## GIVEN INSTRUCTION A
Decide whether each statement agrees with the review, answering yes or no and quoting the words of the review that settle it: (i) the book under review was published in New York in 1878; (ii) the reviewers found that the book fell short of their expectations; (iii) the author calls pantheism the universal error of the present time.
═══ PROVIDED TEXT
NEW PUBLICATIONS.

The Knowledge of Mary. By the Rev. J. De Concilio, Pastor of St. Michael’s Church, Jersey City, author of Catholicity and Pantheism. New York: The Catholic Publication Society Co., 9 Barclay Street. 1878.

We must apologize to Father De Concilio for being late with our notice of his book. Our excuse is, simply, lack of time for its perusal—anything but lack of desire; for, on learning that the author of Catholicity and Pantheism—a work that has won unstinted and generous praise from all competent critics, and established the fame of its author as a profound philosophical thinker—was engaged upon a work about the Blessed Virgin, we hailed the promised boon as a feast, both intellectual and devotional, of the rarest kind. And are we disappointed? On the contrary, our most sanguine expectations are surpassed.

Father De Concilio tells us in his preface that this new book is “a necessary part” of his former work on Catholicity and Pantheism, “though it may seem to have very little to do with it.” “For Mary,” he says, “is the best refutation of pantheism, the universal error of our time. The substance of this error is to absorb the finite in the infinite, and, consequently, to abolish, to do away with, all created agency. Now, Mary, as we shall prove, represents created agency in its grandest, sublimest, and most magnificent expression. She represents created agency in all the mysteries of God relating to the creature. She is, therefore, the best and most convincing refutation of pantheism, the rock against which the mighty waves of this universal error must exhaust their force.” Again: “Pantheism, in pretending to exalt humanity, degrades it and deprives it of everything that causes its glory. Mary, the grandest specimen of human nature, exhibits human personality in its most colossal proportions, and is the glory, the pride, the magnificence of our race.”
══════
## GIVEN INSTRUCTION B
Arrange as a numbered list the lines of the records between the lines holding "x-axis-label: Concatenate(Acc_DrCr): [281, 473, 388, 484]" and "legend-next[interactable]: [680, 487, 686, 497]", inclusive, omitting any blank lines.
═══ MATERIAL FOR THIS TASK
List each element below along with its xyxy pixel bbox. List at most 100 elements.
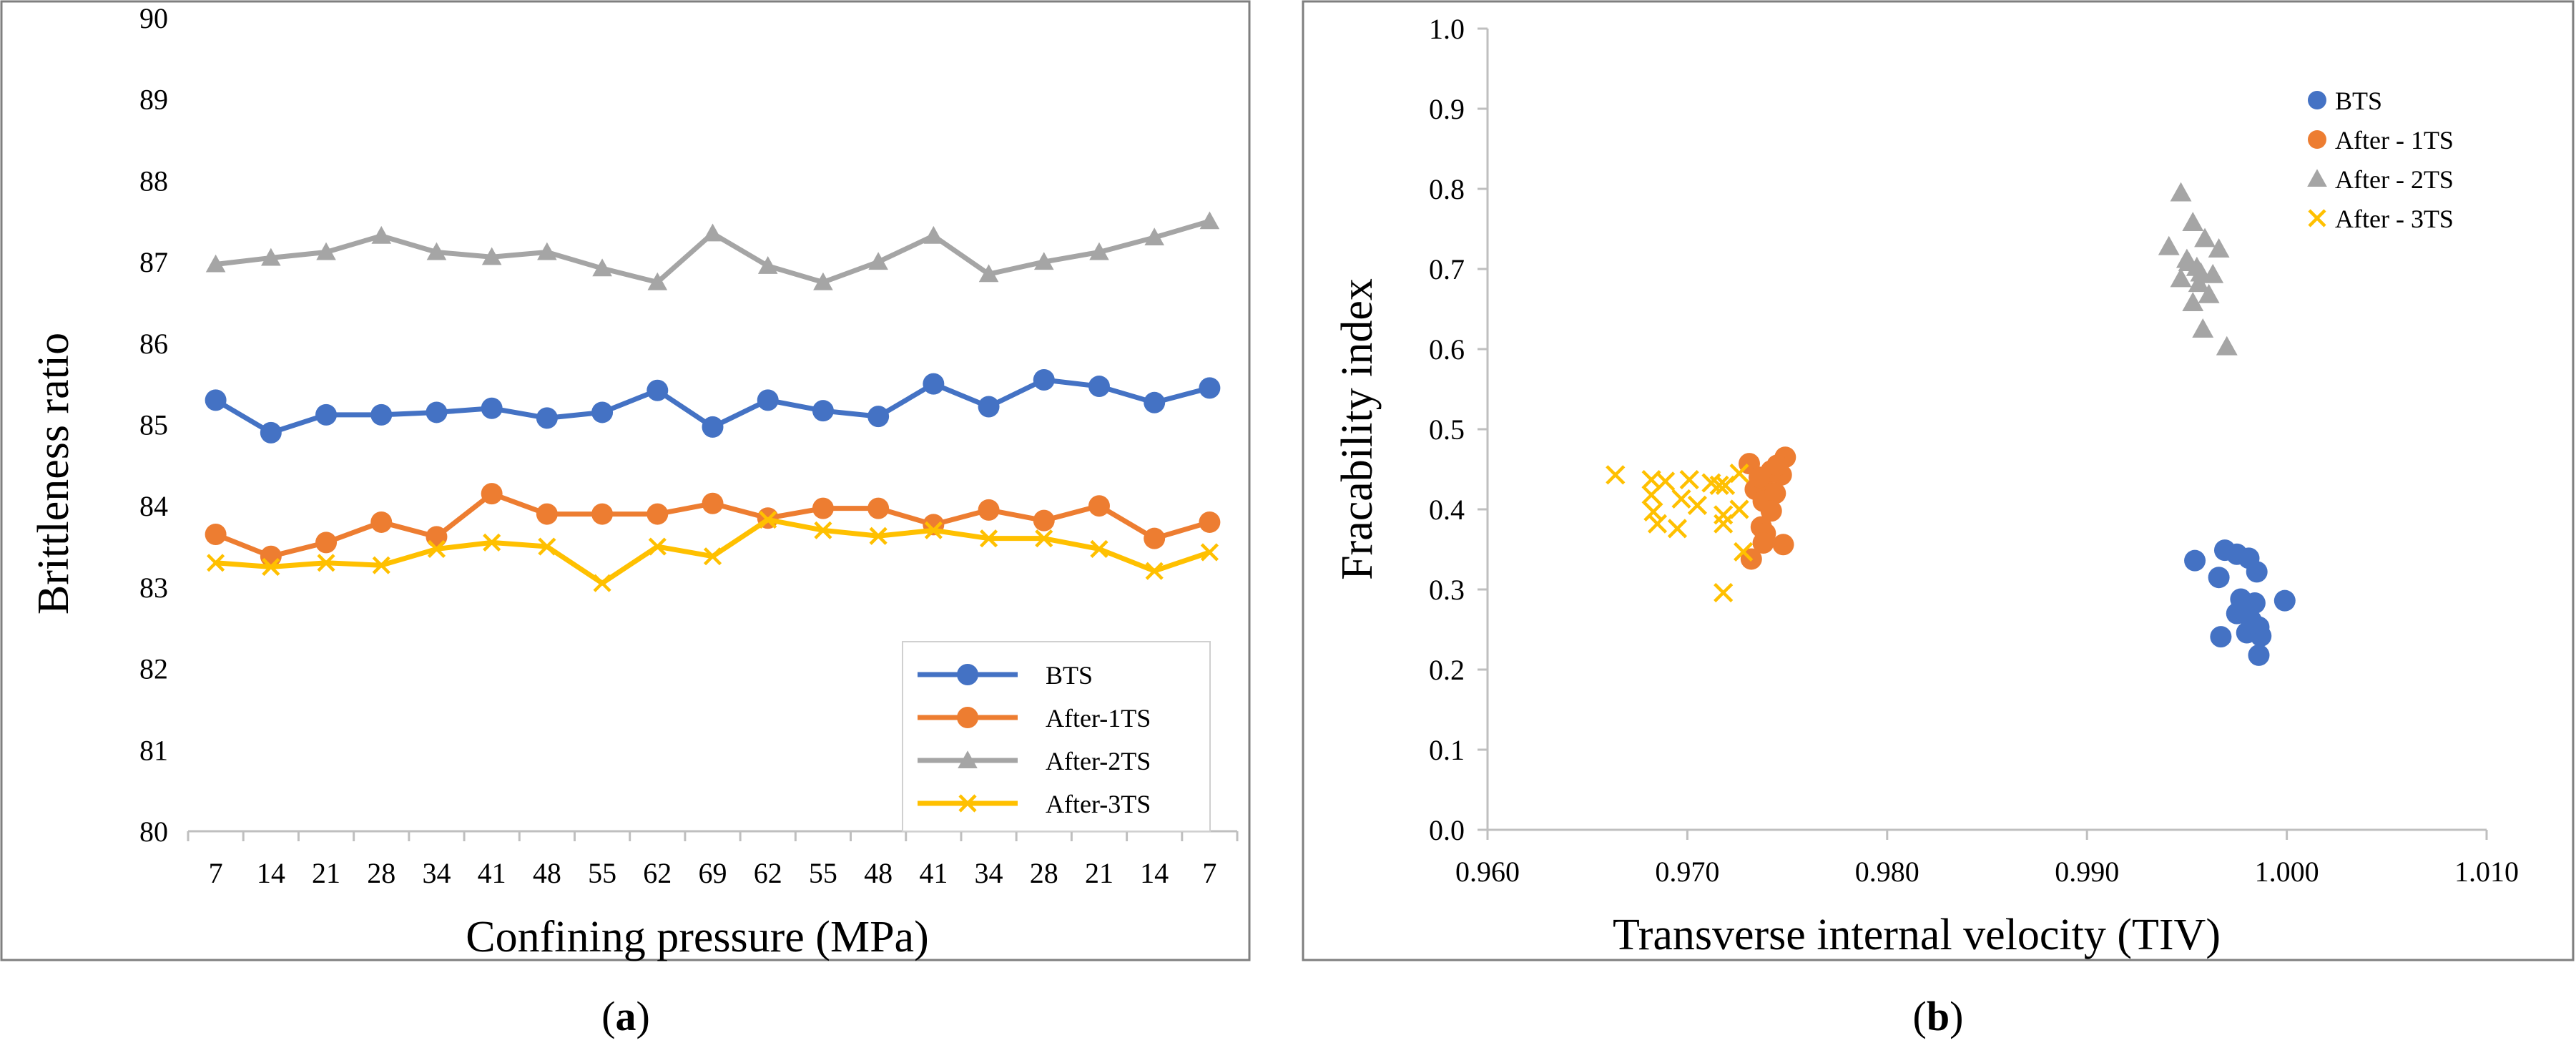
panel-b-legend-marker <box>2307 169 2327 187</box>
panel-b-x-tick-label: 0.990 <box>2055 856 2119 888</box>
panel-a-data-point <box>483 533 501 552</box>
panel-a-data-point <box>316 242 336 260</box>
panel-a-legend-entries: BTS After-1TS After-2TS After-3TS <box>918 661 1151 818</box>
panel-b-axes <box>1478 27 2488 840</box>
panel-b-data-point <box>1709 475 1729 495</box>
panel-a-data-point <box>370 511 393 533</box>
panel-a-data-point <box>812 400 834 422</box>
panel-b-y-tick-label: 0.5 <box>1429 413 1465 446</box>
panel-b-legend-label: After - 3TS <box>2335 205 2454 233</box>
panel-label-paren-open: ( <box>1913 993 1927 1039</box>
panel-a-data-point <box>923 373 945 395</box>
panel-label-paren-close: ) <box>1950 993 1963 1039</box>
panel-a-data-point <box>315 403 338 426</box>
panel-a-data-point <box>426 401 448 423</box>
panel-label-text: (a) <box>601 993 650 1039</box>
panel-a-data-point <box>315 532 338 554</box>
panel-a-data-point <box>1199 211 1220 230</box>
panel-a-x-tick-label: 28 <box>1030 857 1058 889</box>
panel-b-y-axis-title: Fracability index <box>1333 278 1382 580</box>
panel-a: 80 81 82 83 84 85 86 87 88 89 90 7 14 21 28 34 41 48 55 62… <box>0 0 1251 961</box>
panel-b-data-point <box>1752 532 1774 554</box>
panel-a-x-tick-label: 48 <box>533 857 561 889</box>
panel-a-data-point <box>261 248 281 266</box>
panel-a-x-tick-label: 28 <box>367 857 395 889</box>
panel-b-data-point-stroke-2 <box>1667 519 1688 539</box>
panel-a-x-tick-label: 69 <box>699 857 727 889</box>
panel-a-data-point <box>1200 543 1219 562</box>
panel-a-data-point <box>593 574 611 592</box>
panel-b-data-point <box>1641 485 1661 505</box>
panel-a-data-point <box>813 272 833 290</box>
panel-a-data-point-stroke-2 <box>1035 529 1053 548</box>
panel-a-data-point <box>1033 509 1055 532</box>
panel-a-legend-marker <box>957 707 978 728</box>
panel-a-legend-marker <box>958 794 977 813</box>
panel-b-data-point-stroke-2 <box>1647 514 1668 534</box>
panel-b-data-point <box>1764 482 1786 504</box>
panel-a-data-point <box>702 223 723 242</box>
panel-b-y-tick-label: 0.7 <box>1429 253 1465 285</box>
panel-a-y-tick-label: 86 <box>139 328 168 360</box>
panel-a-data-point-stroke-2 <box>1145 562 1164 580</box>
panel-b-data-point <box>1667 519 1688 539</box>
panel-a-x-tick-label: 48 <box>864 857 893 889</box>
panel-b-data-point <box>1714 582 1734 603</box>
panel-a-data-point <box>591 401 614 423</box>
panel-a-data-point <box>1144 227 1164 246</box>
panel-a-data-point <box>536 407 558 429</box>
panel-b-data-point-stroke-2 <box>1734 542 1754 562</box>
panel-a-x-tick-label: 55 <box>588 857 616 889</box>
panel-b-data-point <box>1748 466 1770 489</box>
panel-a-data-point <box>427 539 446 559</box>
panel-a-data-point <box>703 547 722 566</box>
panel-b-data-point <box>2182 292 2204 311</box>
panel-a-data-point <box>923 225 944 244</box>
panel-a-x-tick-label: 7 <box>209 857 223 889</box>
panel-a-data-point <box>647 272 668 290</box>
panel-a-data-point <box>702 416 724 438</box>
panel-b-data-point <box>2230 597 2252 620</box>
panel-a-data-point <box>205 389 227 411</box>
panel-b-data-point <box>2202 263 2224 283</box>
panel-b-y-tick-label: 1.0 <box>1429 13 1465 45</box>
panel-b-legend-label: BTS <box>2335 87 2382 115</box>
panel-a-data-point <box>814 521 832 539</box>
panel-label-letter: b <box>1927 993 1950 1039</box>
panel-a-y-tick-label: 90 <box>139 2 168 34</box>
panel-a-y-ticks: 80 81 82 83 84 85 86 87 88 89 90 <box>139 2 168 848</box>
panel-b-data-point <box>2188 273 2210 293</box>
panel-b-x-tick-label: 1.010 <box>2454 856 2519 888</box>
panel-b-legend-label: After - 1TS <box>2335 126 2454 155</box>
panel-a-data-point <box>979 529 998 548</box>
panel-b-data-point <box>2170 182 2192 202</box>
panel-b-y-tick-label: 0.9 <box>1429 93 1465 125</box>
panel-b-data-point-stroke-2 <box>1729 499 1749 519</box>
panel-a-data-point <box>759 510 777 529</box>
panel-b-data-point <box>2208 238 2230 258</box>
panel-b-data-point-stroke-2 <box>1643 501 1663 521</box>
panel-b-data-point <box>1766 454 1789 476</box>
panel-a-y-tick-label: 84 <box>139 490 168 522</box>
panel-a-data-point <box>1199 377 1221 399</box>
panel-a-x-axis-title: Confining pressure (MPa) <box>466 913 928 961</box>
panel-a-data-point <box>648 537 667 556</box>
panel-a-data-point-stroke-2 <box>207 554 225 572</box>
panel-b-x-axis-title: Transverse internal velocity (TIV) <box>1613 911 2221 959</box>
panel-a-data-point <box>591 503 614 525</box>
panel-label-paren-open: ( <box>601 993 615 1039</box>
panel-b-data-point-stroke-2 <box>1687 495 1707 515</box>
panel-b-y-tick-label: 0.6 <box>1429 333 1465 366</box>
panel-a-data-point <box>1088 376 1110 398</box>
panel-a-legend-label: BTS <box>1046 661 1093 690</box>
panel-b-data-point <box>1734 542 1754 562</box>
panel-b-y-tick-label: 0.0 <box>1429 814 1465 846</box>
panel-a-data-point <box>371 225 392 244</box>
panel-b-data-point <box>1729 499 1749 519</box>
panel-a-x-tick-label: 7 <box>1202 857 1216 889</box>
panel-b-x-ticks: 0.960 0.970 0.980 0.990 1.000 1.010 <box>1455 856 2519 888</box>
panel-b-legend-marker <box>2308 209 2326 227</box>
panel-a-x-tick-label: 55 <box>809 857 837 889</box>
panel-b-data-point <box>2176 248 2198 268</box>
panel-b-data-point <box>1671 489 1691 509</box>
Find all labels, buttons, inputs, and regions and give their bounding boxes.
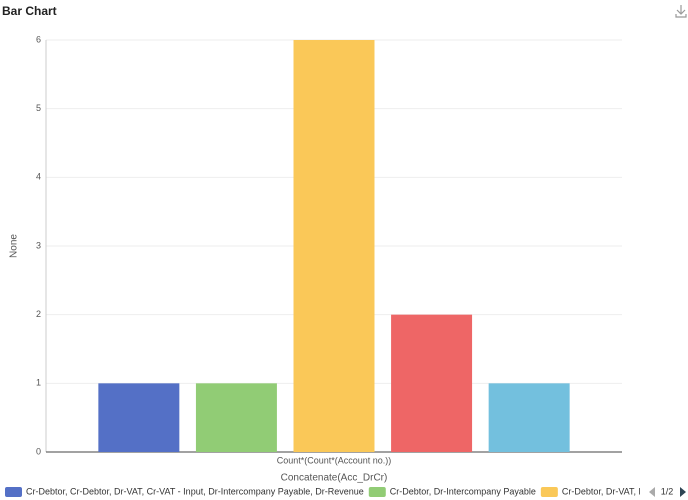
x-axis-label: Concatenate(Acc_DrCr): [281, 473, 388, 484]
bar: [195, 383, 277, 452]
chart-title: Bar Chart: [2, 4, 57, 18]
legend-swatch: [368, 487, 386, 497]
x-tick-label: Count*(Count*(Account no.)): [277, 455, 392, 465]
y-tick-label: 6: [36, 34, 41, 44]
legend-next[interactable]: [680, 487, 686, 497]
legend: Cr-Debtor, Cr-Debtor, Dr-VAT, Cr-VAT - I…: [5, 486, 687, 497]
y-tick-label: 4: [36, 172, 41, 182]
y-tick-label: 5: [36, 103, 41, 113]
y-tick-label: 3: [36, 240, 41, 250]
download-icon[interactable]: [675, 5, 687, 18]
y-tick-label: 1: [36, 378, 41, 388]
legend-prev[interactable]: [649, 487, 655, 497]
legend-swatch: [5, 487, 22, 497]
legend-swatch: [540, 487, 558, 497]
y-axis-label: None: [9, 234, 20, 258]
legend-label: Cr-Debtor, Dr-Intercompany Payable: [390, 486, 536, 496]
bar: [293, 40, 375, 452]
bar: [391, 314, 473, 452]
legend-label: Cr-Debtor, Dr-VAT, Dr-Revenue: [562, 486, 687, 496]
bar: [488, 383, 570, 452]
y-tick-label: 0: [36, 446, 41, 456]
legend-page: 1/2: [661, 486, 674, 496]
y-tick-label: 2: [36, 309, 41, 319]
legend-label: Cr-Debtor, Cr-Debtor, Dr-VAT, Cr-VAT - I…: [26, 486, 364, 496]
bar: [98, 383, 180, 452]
══════
## FINAL ANSWER A
(i) Yes: "New York: The Catholic Publication Society Co., 9 Barclay Street. 1878."
(ii) No: "On the contrary, our most sanguine expectations are surpassed."
(iii) Yes: "pantheism, the universal error of our time"

## FINAL ANSWER B
1. x-axis-label: Concatenate(Acc_DrCr): [281, 473, 388, 484]
2. bar: [195, 383, 277, 452]
3. chart-title: Bar Chart: [2, 4, 57, 18]
4. legend-swatch: [368, 487, 386, 497]
5. x-tick-label: Count*(Count*(Account no.)): [277, 455, 392, 465]
6. y-tick-label: 6: [36, 34, 41, 44]
7. legend-next[interactable]: [680, 487, 686, 497]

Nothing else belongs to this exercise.